Filter these entries so that only lines with the word "годы" remain.

===== RECORDS =====

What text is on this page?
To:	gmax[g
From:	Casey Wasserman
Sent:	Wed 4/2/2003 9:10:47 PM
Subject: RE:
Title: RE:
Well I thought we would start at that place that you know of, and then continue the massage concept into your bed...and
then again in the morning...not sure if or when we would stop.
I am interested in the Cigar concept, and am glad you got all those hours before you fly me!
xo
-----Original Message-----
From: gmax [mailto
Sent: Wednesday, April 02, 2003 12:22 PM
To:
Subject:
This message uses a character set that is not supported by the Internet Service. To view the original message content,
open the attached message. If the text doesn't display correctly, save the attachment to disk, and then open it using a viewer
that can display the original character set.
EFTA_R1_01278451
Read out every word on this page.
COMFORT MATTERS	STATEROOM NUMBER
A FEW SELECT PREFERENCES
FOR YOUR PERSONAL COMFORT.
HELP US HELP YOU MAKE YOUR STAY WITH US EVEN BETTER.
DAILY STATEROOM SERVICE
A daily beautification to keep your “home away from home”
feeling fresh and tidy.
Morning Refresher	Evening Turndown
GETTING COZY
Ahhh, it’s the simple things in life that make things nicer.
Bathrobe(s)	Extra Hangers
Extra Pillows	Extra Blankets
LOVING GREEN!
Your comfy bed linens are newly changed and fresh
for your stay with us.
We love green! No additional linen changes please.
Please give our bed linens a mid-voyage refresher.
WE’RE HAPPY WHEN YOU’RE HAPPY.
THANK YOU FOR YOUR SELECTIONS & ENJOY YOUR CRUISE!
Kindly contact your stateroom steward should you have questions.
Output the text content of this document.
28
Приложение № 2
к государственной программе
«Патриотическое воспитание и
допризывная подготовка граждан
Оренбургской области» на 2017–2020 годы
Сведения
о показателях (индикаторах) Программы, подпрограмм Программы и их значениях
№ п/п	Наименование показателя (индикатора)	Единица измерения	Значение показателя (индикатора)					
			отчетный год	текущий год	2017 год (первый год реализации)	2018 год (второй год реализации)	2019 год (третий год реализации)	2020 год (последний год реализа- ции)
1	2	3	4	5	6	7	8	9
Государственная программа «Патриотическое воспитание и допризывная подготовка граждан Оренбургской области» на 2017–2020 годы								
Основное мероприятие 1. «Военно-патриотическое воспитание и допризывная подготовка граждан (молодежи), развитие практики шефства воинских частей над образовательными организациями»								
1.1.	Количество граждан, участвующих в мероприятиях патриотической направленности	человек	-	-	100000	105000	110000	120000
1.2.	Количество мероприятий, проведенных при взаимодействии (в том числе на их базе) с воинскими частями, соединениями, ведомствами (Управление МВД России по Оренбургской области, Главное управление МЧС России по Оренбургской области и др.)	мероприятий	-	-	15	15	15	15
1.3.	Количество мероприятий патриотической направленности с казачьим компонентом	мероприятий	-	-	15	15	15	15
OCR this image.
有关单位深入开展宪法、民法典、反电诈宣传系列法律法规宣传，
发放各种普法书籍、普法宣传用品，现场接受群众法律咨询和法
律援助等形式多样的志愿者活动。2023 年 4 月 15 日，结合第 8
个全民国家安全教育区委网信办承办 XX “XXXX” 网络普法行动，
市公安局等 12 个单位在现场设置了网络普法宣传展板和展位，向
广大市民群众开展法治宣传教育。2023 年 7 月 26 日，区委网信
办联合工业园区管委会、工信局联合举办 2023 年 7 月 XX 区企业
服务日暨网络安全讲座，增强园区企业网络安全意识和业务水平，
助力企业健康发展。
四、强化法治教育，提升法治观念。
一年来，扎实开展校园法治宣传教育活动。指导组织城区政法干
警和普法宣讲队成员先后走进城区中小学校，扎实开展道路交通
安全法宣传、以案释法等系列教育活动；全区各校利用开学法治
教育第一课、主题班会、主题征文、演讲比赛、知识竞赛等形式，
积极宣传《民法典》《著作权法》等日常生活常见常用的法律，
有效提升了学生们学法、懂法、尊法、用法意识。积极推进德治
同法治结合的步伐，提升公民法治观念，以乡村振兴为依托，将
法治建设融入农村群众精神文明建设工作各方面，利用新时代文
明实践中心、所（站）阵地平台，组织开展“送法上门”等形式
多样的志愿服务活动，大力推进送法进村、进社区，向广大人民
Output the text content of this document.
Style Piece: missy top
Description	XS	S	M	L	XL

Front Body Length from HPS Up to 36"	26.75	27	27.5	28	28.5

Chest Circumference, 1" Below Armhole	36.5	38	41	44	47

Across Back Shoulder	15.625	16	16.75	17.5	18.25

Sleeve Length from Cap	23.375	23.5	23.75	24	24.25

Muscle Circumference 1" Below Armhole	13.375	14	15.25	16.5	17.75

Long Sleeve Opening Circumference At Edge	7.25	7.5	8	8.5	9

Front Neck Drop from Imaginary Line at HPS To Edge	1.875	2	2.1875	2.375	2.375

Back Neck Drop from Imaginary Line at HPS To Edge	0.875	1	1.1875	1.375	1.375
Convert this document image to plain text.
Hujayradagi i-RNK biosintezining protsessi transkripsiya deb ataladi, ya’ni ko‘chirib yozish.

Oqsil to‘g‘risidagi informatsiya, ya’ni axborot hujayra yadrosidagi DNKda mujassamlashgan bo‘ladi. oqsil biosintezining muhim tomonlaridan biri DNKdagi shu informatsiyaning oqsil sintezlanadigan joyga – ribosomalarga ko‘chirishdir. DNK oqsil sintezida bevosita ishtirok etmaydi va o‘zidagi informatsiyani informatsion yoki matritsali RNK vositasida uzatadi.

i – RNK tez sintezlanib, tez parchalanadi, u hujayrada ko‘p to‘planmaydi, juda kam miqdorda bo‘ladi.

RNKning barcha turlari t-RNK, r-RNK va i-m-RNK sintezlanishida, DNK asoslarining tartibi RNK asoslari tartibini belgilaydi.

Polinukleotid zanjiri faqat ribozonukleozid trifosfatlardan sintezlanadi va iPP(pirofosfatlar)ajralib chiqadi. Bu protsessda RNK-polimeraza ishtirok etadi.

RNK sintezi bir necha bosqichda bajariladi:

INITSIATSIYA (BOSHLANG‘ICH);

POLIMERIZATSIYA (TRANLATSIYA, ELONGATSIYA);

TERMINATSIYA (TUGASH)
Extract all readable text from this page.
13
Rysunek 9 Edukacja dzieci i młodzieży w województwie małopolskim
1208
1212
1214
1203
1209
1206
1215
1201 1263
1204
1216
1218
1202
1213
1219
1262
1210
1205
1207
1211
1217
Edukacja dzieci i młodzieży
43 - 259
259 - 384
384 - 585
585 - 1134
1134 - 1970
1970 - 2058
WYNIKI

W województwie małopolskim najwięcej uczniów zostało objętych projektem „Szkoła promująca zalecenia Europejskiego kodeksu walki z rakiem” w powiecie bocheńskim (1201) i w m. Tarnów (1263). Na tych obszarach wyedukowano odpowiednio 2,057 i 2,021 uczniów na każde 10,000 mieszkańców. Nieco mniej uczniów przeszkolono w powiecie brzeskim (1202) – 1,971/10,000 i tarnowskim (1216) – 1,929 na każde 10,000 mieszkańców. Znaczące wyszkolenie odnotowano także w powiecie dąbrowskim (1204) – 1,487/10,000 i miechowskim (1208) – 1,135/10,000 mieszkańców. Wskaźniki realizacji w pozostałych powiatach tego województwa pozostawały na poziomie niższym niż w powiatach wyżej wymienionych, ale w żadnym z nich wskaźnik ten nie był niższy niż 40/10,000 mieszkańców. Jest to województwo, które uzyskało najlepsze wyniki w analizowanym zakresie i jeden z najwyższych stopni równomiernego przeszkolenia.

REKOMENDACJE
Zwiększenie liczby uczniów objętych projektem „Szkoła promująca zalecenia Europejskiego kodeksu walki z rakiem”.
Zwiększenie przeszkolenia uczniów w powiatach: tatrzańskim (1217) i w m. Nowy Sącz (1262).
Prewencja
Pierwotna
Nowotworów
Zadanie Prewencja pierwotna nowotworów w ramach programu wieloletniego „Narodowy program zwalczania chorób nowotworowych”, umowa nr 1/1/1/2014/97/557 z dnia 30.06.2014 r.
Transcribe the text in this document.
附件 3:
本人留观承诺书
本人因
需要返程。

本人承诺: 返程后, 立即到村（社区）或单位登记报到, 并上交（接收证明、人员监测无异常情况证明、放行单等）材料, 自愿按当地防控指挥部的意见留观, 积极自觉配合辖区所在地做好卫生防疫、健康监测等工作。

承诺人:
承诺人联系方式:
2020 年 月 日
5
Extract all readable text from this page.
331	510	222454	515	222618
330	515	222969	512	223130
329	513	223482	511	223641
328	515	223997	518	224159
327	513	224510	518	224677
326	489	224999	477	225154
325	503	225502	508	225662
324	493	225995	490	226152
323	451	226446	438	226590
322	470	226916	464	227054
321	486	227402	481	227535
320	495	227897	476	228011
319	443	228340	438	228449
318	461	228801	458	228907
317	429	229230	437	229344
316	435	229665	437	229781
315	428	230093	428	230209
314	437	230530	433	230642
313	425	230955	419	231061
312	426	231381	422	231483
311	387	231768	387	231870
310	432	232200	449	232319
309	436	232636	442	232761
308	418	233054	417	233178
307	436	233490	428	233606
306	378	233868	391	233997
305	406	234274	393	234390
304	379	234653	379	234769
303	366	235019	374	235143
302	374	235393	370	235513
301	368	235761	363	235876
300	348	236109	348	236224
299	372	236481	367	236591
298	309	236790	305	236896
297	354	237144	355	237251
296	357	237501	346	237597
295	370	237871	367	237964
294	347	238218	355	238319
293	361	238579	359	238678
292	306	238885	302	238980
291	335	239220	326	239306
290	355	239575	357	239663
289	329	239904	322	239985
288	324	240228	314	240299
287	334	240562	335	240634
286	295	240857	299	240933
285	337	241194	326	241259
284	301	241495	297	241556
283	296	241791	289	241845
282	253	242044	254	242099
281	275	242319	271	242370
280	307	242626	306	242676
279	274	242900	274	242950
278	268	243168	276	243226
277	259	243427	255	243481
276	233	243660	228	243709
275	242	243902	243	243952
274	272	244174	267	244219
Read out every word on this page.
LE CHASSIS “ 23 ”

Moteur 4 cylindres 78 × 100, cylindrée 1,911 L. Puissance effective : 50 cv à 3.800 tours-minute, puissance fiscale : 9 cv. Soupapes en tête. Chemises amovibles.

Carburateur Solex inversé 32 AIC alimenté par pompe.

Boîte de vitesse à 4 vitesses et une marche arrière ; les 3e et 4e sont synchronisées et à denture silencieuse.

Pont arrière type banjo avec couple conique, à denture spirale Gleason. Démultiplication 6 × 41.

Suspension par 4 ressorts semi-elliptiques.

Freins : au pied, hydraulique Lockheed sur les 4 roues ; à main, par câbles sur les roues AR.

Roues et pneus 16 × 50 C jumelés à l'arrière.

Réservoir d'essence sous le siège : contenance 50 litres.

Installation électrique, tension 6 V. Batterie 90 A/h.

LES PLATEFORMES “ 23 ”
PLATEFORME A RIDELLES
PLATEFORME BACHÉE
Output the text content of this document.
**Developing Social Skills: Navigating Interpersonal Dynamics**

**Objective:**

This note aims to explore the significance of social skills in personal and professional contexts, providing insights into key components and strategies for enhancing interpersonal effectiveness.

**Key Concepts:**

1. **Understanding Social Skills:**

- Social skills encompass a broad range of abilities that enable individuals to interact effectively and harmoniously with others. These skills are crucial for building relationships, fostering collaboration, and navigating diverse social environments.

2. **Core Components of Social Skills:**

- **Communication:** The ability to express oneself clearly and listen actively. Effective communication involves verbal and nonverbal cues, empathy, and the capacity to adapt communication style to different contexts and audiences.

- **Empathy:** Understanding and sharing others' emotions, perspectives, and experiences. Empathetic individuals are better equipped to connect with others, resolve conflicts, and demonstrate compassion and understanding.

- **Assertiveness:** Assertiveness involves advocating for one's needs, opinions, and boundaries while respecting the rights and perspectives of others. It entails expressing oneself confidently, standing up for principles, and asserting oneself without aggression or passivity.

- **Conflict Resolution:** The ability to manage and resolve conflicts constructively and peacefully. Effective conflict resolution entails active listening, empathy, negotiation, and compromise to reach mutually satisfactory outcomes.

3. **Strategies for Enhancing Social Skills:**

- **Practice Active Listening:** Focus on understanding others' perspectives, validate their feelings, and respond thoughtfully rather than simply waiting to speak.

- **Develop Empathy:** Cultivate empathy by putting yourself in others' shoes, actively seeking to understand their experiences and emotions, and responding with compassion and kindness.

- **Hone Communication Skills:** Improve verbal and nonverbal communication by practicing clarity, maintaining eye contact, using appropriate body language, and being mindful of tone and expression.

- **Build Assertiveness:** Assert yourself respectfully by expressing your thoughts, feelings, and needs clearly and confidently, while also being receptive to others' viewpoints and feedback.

=====

TASK OUTPUT:
Оренбургской области» на 2017–2020 годы
Государственная программа «Патриотическое воспитание и допризывная подготовка граждан Оренбургской области» на 2017–2020 годы								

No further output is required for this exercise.